Required task:
Using the listing below, report all lines holding the word "soukromé".

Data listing
==================================================

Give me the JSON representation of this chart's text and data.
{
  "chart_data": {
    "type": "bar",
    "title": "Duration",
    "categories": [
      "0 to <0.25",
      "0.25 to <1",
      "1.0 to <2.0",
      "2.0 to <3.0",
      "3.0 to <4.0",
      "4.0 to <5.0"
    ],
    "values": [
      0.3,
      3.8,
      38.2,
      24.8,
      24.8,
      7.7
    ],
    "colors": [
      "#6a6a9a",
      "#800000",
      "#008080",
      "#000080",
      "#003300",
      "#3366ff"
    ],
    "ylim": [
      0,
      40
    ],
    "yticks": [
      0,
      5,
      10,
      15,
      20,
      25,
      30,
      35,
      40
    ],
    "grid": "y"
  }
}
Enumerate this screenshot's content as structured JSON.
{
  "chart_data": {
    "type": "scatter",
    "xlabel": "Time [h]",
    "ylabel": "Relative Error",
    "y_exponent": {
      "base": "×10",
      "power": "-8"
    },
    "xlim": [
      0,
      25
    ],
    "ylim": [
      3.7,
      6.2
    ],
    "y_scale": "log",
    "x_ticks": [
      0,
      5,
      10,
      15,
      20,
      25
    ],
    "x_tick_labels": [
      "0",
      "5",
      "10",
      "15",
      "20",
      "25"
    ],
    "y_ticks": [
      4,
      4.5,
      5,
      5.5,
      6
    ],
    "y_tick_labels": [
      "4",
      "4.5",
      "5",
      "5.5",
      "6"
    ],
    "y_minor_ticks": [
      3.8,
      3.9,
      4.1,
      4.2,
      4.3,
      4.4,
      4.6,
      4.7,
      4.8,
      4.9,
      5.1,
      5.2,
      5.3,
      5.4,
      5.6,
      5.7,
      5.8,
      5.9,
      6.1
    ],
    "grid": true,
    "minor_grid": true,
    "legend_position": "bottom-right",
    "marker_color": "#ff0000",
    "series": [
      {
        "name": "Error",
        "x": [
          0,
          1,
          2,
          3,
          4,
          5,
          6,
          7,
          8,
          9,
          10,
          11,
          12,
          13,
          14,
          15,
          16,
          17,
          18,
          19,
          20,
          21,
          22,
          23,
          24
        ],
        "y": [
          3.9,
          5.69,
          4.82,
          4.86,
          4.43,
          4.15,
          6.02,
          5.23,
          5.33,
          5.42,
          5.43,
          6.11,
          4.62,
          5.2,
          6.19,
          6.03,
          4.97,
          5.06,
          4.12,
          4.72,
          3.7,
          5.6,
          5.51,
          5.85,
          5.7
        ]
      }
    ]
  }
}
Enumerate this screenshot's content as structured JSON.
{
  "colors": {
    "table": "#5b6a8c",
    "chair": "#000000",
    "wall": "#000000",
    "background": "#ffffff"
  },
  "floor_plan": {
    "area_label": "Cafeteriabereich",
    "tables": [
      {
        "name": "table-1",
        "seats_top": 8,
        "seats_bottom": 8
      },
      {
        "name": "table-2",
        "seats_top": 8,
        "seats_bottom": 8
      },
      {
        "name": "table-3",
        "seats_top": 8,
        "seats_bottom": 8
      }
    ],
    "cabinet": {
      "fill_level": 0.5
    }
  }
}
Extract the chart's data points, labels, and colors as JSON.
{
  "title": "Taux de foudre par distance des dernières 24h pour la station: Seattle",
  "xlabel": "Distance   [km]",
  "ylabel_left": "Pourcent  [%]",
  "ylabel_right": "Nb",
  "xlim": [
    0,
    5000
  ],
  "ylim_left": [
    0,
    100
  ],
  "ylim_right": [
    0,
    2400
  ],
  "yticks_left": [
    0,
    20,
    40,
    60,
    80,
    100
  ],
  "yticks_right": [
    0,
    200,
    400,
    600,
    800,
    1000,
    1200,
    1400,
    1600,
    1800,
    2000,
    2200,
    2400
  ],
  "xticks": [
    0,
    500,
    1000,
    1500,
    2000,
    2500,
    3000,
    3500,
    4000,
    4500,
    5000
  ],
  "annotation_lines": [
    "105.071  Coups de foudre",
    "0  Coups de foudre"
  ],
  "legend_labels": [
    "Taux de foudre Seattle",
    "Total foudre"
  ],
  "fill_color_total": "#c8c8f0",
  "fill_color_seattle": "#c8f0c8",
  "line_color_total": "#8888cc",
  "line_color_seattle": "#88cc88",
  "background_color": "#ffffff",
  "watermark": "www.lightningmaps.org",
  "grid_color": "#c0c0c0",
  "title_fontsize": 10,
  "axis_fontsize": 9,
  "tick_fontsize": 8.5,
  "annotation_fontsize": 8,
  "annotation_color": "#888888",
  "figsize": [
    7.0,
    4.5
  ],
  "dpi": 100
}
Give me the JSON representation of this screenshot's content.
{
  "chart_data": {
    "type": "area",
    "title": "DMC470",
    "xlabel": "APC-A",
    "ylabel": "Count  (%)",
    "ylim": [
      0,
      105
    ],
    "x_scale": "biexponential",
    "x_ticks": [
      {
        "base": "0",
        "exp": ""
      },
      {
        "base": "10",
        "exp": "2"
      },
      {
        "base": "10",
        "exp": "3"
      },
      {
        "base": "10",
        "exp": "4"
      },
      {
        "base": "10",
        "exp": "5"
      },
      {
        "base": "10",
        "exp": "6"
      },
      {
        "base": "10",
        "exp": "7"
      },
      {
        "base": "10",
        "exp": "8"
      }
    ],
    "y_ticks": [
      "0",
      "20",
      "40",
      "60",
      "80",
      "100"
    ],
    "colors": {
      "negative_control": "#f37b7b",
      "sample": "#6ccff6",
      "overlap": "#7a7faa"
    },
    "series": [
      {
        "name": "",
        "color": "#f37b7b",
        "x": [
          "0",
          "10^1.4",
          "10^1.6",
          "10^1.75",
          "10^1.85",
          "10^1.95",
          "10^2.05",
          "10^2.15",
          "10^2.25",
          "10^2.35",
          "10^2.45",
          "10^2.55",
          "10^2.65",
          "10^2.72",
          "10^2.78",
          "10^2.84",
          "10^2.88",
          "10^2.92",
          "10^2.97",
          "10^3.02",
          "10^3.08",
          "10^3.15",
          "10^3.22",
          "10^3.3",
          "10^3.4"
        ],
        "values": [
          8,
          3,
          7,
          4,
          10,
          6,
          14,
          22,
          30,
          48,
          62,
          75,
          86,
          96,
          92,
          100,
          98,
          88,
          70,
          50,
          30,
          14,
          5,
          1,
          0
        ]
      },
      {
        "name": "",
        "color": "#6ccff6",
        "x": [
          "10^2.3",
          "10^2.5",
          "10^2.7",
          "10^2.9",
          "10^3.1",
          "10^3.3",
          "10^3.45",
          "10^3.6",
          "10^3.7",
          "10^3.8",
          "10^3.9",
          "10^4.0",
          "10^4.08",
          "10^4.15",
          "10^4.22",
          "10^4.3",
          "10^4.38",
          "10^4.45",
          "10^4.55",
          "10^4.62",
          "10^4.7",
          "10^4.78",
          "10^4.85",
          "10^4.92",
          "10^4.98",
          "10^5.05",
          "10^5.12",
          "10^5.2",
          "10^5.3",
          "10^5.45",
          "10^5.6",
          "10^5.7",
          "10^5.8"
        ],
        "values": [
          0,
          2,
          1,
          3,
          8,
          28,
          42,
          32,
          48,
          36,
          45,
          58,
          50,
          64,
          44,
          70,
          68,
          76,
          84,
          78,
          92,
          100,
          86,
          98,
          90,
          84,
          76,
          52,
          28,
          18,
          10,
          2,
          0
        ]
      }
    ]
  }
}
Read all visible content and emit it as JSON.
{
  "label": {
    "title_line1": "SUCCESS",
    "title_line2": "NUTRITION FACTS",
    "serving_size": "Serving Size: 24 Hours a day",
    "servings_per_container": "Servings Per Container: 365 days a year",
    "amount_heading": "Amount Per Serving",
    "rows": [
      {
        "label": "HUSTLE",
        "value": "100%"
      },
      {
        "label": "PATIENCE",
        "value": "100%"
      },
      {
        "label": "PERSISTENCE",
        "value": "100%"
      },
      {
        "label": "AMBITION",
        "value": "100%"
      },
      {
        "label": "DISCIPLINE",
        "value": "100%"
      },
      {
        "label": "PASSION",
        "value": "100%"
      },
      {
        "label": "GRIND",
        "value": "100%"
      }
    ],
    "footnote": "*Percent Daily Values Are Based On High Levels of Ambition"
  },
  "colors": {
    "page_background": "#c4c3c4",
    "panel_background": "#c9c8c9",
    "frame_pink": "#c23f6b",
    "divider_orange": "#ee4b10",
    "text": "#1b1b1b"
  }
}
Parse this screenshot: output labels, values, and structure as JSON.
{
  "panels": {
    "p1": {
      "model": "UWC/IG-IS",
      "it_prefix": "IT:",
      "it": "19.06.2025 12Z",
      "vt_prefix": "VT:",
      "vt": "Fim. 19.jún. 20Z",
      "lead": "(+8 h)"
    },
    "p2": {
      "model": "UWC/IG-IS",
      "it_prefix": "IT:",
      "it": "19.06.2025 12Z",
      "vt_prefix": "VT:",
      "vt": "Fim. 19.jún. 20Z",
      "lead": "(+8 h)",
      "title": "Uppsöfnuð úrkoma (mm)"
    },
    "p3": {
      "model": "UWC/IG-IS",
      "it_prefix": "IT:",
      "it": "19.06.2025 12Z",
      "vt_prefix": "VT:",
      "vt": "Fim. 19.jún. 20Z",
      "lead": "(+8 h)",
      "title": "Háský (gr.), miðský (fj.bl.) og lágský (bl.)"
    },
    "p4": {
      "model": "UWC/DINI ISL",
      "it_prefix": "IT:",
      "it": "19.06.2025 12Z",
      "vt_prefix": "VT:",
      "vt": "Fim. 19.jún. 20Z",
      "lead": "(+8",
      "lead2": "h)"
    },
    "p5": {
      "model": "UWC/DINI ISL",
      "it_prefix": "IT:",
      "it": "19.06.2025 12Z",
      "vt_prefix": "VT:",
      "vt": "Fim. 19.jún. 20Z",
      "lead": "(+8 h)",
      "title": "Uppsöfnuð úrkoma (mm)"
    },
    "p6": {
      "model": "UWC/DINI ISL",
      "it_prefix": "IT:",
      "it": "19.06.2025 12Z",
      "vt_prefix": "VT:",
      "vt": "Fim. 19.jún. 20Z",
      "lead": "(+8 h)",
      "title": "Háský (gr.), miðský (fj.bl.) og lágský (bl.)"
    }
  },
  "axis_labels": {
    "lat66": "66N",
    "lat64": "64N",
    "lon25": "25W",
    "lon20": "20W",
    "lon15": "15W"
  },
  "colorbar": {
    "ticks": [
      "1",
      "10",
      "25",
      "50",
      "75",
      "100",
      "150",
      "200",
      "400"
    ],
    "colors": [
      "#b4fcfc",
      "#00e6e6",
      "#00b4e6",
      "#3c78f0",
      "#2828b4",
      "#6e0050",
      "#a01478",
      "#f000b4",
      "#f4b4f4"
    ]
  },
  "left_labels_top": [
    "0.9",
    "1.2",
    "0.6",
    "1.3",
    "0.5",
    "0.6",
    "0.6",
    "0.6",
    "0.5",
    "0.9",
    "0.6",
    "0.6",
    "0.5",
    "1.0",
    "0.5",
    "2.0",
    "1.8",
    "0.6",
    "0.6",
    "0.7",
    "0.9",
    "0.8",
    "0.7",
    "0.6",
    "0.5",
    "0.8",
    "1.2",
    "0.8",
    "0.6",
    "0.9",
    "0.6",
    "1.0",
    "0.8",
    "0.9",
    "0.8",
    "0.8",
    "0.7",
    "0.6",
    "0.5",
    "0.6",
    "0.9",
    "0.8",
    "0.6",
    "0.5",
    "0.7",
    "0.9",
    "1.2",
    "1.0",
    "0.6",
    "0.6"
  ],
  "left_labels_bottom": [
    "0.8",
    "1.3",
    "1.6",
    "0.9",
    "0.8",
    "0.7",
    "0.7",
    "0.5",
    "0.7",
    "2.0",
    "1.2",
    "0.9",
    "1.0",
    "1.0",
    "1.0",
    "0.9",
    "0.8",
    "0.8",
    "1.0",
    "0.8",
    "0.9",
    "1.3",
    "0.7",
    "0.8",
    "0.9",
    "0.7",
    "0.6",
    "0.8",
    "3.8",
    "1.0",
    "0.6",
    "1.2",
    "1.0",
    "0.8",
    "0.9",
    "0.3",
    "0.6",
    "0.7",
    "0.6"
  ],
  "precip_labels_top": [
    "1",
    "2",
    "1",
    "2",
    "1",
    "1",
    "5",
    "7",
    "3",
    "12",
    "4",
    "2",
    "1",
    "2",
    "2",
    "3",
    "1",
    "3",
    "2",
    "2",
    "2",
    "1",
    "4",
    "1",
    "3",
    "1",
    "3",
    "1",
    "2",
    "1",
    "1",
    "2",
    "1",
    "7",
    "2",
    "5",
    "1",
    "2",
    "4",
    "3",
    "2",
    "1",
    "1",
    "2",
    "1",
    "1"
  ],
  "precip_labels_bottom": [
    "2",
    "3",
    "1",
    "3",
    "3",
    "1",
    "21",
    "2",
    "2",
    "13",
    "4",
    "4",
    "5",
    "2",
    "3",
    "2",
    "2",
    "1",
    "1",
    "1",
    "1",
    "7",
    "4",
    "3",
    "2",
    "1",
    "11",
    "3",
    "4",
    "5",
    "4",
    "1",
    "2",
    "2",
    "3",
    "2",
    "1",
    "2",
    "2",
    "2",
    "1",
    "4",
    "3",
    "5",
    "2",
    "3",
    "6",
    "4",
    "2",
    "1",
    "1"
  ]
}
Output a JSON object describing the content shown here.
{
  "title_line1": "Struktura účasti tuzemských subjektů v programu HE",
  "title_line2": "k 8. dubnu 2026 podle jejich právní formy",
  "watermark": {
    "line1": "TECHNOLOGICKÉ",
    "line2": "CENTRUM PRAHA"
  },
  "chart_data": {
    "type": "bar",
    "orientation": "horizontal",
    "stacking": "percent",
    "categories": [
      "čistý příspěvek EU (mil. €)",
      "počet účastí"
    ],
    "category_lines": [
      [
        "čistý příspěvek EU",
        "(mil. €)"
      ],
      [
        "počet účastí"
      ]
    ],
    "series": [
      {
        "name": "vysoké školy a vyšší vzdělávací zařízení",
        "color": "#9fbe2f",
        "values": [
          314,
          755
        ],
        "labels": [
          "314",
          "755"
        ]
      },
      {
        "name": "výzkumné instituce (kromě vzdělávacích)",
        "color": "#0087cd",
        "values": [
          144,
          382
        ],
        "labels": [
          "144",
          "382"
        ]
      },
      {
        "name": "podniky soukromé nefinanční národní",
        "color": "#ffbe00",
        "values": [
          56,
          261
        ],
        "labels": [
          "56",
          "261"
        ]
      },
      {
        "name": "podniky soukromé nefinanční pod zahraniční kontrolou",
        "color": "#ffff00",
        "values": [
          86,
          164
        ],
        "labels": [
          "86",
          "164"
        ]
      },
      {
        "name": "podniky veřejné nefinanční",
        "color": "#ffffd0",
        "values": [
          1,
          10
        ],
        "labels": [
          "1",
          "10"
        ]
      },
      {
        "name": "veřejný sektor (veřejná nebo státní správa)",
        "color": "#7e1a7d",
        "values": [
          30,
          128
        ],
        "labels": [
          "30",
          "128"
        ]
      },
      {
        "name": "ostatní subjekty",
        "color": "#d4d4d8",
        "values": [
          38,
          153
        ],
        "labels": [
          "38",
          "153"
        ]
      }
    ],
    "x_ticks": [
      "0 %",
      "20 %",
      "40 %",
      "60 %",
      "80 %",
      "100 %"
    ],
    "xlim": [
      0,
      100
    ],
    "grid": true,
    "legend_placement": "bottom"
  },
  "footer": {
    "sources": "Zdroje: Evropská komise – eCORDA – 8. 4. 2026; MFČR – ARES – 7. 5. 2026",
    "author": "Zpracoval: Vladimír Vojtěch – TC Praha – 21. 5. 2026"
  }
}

==================================================

Task output:
        "name": "podniky soukromé nefinanční národní",
        "name": "podniky soukromé nefinanční pod zahraniční kontrolou",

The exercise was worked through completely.